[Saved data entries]
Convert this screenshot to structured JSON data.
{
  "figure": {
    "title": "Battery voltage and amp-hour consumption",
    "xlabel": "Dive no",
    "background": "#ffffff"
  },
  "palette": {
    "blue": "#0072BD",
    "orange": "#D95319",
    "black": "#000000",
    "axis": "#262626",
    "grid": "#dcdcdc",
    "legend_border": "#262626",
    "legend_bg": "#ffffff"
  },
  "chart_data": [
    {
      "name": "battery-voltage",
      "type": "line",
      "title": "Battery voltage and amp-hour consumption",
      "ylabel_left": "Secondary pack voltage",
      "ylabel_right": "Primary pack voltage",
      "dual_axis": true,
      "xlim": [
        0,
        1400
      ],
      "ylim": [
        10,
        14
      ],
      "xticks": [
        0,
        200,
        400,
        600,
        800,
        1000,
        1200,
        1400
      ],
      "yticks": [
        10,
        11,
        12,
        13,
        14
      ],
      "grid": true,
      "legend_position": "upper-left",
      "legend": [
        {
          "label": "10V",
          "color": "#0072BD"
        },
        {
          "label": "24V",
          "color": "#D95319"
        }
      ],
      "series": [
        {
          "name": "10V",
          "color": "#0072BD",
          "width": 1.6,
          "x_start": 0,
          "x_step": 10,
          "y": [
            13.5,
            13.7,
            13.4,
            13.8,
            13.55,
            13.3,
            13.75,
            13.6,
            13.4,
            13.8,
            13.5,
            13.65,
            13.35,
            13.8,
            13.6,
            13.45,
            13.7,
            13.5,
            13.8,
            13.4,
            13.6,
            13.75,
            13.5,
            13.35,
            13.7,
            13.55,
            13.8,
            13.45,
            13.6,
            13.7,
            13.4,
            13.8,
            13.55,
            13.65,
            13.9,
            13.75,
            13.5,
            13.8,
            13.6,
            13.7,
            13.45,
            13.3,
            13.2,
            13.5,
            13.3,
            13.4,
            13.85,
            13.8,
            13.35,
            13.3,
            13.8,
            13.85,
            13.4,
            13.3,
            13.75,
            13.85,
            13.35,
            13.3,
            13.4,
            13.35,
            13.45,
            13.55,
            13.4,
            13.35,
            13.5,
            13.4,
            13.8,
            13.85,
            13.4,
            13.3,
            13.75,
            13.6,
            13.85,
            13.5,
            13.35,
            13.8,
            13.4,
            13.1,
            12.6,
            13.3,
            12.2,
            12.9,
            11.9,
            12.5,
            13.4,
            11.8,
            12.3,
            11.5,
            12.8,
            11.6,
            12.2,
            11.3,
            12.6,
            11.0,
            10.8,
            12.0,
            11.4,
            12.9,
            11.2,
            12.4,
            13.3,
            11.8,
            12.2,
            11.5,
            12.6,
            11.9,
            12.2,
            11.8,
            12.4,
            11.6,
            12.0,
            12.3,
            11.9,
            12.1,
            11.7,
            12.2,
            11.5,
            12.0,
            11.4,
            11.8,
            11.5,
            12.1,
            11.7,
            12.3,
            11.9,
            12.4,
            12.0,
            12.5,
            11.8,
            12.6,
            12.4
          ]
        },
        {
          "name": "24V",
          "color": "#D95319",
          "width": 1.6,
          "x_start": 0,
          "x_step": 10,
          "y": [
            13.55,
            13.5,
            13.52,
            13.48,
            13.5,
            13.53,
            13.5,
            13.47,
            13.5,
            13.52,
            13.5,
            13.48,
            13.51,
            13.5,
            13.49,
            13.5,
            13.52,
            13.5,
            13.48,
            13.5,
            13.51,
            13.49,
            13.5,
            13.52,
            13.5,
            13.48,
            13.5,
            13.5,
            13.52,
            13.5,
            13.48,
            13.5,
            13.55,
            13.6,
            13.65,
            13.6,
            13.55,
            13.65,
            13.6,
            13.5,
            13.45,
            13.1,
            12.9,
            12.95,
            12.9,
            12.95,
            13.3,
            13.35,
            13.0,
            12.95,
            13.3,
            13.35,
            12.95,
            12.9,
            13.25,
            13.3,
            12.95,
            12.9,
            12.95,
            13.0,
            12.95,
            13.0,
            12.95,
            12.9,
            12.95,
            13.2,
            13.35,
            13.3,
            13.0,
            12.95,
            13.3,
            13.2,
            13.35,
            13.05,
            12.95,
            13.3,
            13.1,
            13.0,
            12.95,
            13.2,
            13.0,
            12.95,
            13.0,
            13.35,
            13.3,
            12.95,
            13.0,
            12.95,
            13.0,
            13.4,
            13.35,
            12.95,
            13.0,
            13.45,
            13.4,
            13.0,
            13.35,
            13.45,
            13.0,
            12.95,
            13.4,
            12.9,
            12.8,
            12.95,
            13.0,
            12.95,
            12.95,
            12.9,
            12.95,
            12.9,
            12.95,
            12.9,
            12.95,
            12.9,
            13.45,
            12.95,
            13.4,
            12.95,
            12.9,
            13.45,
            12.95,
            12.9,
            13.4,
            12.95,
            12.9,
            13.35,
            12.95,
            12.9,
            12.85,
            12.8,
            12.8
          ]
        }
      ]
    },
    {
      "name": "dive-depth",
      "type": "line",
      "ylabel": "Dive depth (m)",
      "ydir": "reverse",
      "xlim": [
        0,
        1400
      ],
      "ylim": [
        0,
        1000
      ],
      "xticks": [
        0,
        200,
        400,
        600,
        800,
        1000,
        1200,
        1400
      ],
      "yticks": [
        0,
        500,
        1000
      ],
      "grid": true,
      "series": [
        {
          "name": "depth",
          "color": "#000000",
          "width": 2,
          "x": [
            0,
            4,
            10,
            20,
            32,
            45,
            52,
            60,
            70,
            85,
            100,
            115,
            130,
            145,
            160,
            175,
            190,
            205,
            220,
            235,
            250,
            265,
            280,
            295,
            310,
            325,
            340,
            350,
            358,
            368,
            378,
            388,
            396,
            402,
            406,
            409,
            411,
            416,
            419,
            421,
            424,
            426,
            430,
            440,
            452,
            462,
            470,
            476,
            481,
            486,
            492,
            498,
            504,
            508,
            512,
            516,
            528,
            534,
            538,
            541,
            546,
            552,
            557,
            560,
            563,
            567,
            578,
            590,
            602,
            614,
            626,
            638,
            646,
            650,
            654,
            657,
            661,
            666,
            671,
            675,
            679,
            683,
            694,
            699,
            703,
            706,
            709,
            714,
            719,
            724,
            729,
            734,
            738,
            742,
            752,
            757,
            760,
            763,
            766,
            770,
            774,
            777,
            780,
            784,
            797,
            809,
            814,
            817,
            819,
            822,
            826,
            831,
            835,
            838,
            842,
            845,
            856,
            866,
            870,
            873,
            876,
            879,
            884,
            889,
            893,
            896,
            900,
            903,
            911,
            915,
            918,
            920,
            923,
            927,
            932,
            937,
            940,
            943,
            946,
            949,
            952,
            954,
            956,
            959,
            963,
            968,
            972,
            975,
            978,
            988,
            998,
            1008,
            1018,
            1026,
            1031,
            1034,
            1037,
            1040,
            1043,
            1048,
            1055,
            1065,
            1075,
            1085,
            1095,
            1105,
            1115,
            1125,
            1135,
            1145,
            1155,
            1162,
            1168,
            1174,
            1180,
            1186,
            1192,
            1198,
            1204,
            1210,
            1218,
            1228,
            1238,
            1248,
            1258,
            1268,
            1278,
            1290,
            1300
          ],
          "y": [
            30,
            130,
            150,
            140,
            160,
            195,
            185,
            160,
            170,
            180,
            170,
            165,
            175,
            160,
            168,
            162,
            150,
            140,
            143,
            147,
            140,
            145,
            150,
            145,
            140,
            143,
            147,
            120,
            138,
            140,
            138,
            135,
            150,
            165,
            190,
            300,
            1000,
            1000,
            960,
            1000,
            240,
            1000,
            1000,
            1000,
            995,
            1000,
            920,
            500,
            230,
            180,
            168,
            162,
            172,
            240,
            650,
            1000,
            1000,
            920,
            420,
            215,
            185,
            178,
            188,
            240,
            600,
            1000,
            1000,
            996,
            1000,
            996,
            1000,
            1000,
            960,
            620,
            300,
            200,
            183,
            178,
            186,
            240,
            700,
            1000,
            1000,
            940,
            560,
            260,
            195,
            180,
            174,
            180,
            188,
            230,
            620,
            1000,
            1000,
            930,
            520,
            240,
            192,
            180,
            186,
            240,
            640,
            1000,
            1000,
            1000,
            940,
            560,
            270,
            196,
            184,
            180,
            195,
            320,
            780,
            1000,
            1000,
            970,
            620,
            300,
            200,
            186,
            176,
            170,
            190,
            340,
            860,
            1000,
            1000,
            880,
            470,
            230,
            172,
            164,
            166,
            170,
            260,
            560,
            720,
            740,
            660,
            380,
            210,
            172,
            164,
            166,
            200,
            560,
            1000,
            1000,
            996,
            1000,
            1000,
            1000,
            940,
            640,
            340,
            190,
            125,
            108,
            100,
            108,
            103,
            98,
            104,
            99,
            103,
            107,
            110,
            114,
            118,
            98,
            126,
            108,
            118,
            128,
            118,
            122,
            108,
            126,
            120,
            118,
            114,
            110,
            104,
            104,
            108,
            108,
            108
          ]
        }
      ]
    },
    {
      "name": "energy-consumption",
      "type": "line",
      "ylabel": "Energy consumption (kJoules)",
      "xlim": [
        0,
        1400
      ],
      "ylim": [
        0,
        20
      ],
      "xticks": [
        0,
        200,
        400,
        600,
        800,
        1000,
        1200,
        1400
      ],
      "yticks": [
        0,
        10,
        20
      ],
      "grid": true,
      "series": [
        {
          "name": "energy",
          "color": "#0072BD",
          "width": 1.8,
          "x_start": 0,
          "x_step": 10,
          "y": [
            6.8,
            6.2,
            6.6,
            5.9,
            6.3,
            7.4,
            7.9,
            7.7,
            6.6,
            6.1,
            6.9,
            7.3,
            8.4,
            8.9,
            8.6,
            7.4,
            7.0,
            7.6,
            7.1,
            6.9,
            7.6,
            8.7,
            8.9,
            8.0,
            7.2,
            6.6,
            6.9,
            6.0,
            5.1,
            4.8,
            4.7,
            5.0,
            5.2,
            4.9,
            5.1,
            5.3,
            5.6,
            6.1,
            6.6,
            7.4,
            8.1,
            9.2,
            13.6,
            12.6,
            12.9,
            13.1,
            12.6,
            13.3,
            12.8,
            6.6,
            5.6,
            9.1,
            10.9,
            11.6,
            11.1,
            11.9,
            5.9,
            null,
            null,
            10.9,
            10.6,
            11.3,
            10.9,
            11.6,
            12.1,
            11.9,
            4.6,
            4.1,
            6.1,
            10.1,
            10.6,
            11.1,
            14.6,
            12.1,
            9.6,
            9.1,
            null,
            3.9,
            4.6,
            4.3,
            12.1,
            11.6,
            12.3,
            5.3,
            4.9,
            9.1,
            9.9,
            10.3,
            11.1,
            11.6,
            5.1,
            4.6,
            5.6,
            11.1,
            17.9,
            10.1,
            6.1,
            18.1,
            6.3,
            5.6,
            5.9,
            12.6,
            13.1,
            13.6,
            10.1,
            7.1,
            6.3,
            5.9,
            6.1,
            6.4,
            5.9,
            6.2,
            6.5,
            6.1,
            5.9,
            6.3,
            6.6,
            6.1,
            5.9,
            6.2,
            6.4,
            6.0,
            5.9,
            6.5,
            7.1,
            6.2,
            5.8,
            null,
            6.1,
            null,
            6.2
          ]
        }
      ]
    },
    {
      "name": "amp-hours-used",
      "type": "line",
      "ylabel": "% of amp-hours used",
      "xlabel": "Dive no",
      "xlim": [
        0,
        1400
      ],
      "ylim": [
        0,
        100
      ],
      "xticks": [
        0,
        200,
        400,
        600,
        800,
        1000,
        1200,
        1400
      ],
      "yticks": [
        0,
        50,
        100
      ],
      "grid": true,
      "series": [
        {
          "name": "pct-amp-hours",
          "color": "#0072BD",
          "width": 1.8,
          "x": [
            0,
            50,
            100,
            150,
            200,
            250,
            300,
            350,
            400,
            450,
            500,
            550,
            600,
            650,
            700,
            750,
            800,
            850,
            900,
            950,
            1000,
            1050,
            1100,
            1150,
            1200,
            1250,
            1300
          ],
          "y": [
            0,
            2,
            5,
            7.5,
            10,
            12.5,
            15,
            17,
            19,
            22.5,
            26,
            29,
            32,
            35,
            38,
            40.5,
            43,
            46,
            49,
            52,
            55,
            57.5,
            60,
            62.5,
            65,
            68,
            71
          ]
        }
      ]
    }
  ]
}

AIM OF THE TASK: Select every line in the material above where the string "ffffff" occurs, and copy it.

TASK SOLUTION:
    "background": "#ffffff"
    "legend_bg": "#ffffff"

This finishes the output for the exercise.